OBJECTIVE:
Take the material and output all of it exactly.
· · · · · · ·
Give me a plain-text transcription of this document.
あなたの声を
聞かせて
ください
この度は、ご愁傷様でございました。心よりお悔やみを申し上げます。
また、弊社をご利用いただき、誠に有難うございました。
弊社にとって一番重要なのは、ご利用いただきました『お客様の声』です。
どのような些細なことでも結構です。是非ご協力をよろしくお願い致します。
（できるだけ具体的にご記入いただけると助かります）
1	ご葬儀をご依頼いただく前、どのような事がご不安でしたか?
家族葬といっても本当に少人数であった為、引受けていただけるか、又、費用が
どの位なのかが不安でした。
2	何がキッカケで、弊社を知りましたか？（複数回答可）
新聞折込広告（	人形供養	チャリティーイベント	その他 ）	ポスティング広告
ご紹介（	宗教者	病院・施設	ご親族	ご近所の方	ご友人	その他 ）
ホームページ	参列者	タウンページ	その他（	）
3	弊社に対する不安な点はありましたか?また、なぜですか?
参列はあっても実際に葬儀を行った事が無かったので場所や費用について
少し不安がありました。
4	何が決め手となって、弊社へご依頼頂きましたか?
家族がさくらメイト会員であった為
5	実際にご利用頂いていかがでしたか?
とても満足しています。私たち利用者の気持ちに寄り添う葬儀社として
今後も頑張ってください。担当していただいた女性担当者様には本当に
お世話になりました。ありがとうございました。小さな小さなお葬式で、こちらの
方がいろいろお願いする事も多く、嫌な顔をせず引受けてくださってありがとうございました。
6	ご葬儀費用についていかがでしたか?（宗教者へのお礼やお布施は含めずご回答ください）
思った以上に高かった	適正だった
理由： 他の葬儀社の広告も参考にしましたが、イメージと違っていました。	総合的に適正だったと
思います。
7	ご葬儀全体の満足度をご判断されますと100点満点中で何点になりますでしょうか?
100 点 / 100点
· · · · · · ·
EXERCISE SOLUTION:
Give me a plain-text transcription of this document.
あなたの声を
聞かせて
ください
この度は、ご愁傷様でございました。心よりお悔やみを申し上げます。
また、弊社をご利用いただき、誠に有難うございました。
弊社にとって一番重要なのは、ご利用いただきました『お客様の声』です。
どのような些細なことでも結構です。是非ご協力をよろしくお願い致します。
（できるだけ具体的にご記入いただけると助かります）
1	ご葬儀をご依頼いただく前、どのような事がご不安でしたか?
家族葬といっても本当に少人数であった為、引受けていただけるか、又、費用が
どの位なのかが不安でした。
2	何がキッカケで、弊社を知りましたか？（複数回答可）
新聞折込広告（	人形供養	チャリティーイベント	その他 ）	ポスティング広告
ご紹介（	宗教者	病院・施設	ご親族	ご近所の方	ご友人	その他 ）
ホームページ	参列者	タウンページ	その他（	）
3	弊社に対する不安な点はありましたか?また、なぜですか?
参列はあっても実際に葬儀を行った事が無かったので場所や費用について
少し不安がありました。
4	何が決め手となって、弊社へご依頼頂きましたか?
家族がさくらメイト会員であった為
5	実際にご利用頂いていかがでしたか?
とても満足しています。私たち利用者の気持ちに寄り添う葬儀社として
今後も頑張ってください。担当していただいた女性担当者様には本当に
お世話になりました。ありがとうございました。小さな小さなお葬式で、こちらの
方がいろいろお願いする事も多く、嫌な顔をせず引受けてくださってありがとうございました。
6	ご葬儀費用についていかがでしたか?（宗教者へのお礼やお布施は含めずご回答ください）
思った以上に高かった	適正だった
理由： 他の葬儀社の広告も参考にしましたが、イメージと違っていました。	総合的に適正だったと
思います。
7	ご葬儀全体の満足度をご判断されますと100点満点中で何点になりますでしょうか?
100 点 / 100点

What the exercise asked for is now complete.